*Written task*
Where a line contains the word "própria", copy that line.

*Listed records*
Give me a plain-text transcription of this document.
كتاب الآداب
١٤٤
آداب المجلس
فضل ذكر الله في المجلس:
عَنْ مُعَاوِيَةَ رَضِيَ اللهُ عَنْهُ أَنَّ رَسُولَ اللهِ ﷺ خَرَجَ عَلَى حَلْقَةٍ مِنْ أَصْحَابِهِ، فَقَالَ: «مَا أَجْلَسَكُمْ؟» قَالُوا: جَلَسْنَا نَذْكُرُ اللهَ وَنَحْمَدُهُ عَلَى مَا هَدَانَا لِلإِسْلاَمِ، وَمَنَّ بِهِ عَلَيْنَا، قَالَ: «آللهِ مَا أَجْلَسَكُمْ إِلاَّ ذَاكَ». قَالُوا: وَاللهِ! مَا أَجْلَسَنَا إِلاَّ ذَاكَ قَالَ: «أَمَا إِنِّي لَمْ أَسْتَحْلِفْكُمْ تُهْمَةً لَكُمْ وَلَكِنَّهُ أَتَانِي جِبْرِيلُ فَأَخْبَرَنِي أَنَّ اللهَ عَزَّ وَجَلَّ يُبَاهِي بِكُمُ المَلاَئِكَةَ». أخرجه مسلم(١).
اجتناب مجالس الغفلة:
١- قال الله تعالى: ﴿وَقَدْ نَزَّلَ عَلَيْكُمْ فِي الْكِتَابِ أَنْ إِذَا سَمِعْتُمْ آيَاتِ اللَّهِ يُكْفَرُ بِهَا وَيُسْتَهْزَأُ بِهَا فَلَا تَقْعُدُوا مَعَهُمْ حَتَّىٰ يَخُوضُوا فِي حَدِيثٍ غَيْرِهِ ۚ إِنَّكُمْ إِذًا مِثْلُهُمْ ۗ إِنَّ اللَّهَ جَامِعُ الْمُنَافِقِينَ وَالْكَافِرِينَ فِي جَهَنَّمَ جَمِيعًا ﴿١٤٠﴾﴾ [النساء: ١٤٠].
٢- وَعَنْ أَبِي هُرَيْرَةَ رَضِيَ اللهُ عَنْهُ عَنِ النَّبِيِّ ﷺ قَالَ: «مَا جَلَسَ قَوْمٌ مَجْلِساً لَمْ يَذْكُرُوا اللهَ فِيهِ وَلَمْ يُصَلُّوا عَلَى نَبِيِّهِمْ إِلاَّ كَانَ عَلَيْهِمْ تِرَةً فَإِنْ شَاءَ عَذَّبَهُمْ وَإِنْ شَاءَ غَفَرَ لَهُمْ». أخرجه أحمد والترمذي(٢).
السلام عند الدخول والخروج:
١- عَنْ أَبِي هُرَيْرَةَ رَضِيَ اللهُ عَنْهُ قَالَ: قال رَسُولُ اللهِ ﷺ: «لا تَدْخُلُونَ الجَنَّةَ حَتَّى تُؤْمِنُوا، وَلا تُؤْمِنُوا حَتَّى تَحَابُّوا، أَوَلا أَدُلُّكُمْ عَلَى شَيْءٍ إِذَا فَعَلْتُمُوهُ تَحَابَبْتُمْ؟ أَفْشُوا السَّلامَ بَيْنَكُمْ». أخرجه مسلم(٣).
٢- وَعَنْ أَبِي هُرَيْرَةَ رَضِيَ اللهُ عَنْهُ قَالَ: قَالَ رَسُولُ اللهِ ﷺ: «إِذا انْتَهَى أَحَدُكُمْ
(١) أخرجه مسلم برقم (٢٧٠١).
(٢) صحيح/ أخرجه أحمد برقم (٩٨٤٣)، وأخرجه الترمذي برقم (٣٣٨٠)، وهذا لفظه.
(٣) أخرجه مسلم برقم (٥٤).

...

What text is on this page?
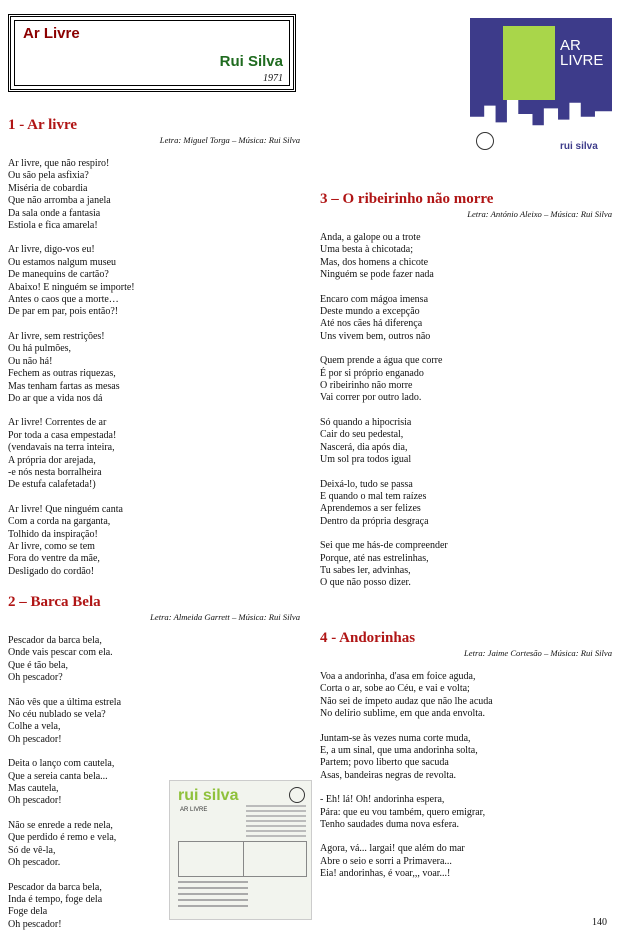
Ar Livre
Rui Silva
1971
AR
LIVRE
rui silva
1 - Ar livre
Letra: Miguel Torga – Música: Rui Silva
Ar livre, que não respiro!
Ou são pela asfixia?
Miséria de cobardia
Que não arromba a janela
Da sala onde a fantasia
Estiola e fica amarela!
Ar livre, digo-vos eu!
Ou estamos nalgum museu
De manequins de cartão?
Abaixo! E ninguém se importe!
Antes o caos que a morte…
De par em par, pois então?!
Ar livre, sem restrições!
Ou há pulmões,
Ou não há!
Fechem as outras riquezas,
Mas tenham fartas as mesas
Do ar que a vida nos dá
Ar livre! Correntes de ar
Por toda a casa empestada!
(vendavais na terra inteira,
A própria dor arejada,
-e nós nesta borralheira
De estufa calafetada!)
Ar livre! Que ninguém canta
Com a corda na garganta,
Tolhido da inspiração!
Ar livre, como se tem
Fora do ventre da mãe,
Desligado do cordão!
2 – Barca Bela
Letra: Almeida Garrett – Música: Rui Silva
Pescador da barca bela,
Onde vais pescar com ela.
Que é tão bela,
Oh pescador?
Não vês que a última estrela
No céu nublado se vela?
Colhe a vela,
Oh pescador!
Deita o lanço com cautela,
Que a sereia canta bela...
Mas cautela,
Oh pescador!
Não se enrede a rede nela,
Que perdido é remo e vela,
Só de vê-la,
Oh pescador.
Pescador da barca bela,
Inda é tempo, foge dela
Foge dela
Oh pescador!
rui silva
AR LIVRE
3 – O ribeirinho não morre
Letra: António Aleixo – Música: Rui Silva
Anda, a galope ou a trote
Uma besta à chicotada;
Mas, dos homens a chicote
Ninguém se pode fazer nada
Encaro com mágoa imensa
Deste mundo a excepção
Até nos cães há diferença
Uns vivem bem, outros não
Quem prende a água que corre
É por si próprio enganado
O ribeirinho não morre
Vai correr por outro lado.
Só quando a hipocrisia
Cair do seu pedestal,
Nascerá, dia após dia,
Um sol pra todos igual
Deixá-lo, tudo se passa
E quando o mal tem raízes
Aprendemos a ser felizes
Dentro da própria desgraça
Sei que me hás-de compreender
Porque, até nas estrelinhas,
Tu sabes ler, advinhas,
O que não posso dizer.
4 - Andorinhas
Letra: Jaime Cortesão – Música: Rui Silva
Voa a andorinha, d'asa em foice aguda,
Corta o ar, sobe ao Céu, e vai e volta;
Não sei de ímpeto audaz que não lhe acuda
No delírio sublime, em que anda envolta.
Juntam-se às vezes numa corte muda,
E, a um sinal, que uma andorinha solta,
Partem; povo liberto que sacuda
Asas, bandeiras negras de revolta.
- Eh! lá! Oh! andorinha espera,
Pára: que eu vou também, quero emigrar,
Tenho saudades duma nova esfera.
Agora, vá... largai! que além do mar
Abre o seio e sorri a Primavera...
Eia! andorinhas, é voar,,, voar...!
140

*Output of the exercise*
A própria dor arejada,
Dentro da própria desgraça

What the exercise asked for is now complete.